### Task statement
Lines holding the string "Captura" are the ones to copy; find them all in the data.

-- BEGIN Data section --

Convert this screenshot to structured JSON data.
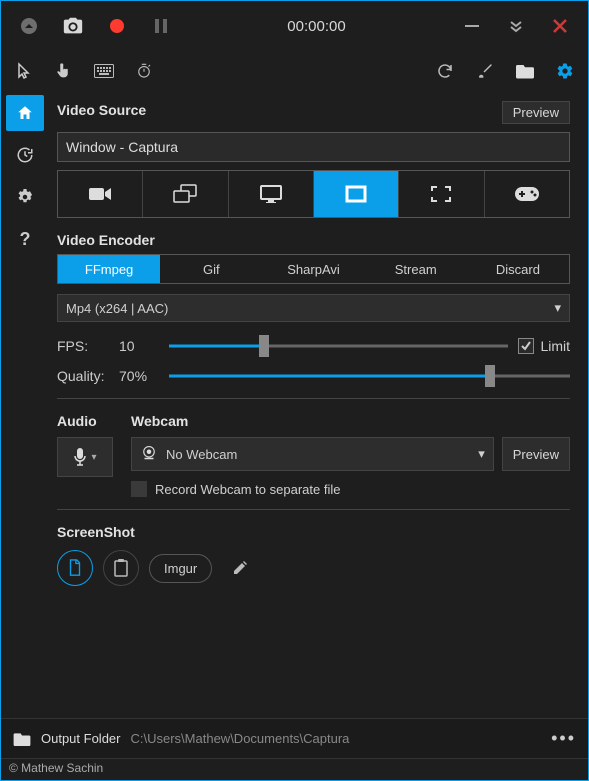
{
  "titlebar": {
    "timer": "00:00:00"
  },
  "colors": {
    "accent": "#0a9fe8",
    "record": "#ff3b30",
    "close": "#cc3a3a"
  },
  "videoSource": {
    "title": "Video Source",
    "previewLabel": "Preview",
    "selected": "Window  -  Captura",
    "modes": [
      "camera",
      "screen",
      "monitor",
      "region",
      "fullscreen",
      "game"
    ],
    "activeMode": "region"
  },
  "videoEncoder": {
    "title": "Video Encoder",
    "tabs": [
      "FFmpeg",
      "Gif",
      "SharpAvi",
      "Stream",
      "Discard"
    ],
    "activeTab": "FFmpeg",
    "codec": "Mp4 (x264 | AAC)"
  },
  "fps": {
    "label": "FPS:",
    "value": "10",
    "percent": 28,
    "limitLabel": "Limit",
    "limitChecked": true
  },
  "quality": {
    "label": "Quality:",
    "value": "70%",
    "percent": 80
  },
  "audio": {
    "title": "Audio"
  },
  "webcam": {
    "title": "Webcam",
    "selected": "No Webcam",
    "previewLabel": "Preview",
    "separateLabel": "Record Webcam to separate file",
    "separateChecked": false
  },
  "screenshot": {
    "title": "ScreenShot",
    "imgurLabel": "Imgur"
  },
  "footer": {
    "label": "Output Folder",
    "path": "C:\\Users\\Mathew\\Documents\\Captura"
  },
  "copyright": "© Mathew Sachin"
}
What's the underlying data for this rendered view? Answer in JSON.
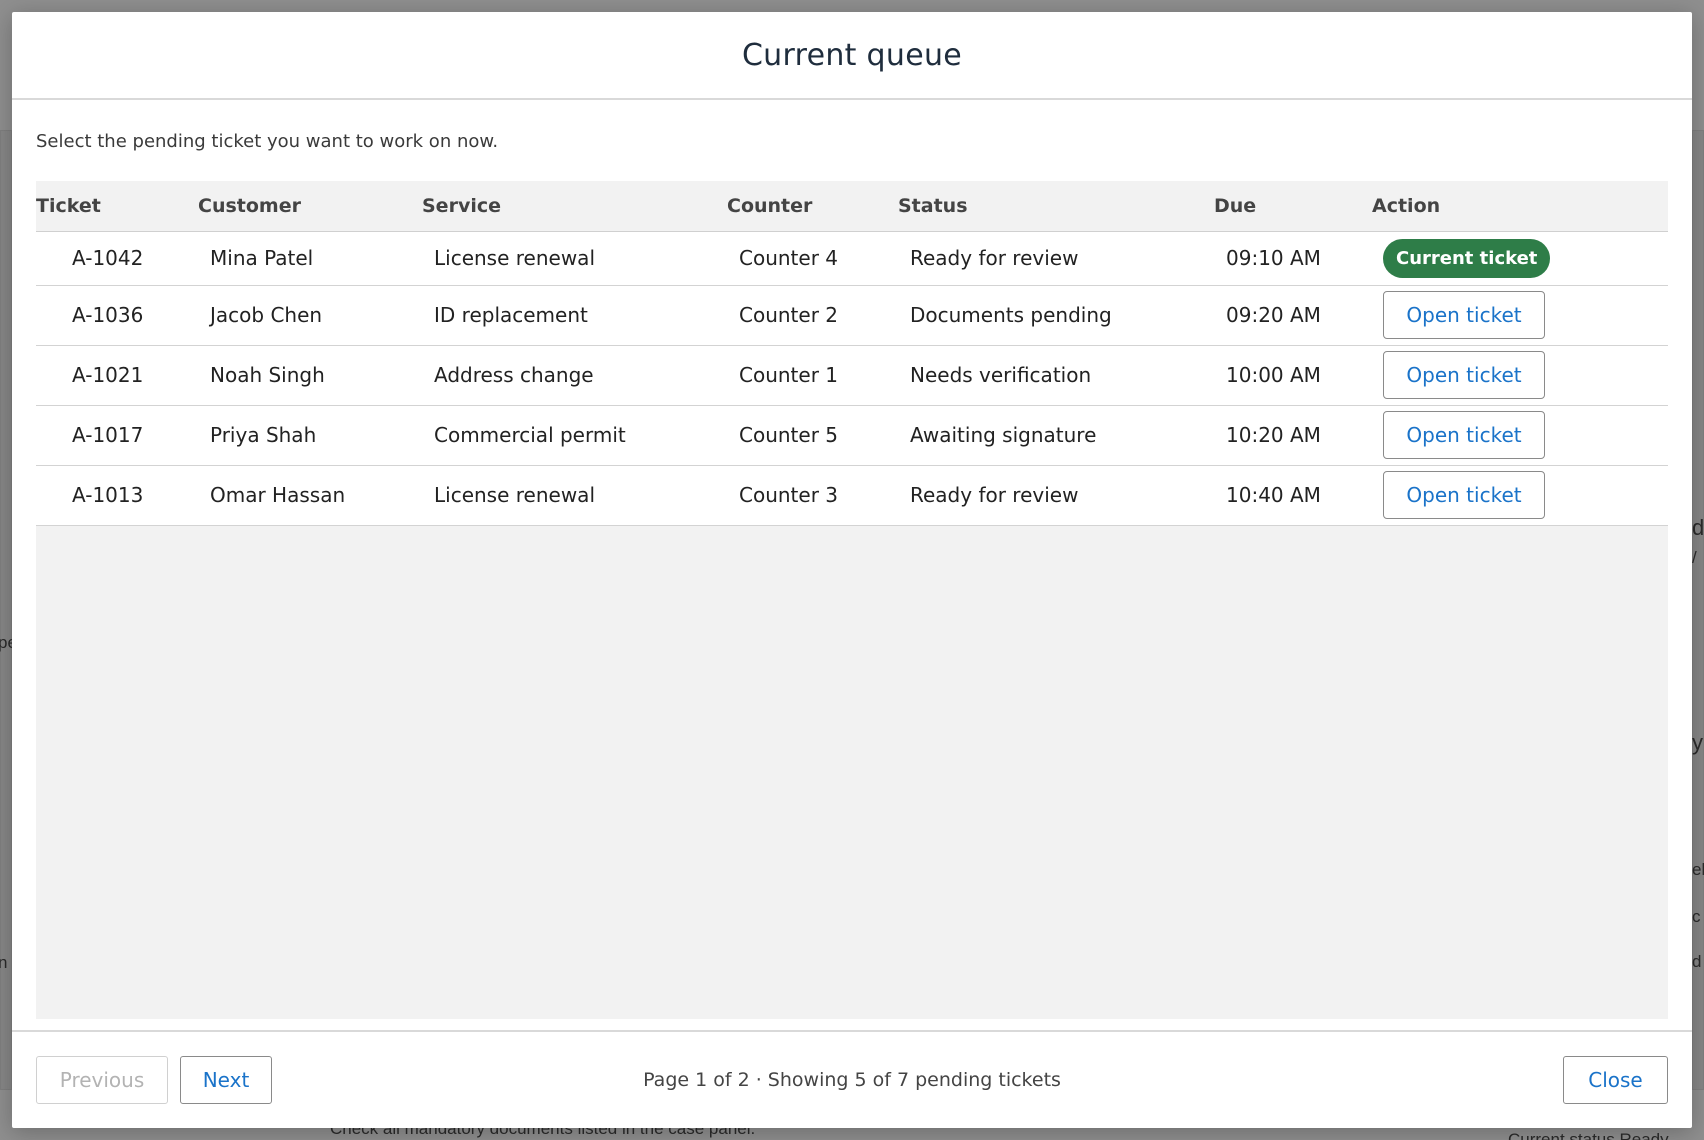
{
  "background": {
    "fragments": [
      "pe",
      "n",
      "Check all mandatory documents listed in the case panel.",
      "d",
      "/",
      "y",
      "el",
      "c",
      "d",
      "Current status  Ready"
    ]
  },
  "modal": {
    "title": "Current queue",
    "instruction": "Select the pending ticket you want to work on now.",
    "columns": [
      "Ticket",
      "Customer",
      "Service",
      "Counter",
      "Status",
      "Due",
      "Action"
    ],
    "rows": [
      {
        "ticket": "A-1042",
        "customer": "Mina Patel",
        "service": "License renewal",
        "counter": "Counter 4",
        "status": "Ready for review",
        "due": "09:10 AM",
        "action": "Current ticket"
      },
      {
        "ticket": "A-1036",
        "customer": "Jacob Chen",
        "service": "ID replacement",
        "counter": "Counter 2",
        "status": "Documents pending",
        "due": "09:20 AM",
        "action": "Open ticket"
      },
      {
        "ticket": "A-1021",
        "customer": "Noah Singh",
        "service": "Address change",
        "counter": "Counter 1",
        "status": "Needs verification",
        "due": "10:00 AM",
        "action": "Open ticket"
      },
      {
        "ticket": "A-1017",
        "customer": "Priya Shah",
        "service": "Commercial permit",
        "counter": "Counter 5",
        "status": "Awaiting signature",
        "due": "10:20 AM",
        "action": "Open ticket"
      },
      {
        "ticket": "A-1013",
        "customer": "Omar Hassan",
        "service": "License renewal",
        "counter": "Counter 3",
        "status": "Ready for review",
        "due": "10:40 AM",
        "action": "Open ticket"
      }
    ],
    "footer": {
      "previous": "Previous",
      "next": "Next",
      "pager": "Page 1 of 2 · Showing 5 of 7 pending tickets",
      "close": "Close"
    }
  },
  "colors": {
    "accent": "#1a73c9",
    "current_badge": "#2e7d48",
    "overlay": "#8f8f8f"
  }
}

-- END Data section --

### Task solution
    "selected": "Window  -  Captura",
    "path": "C:\\Users\\Mathew\\Documents\\Captura"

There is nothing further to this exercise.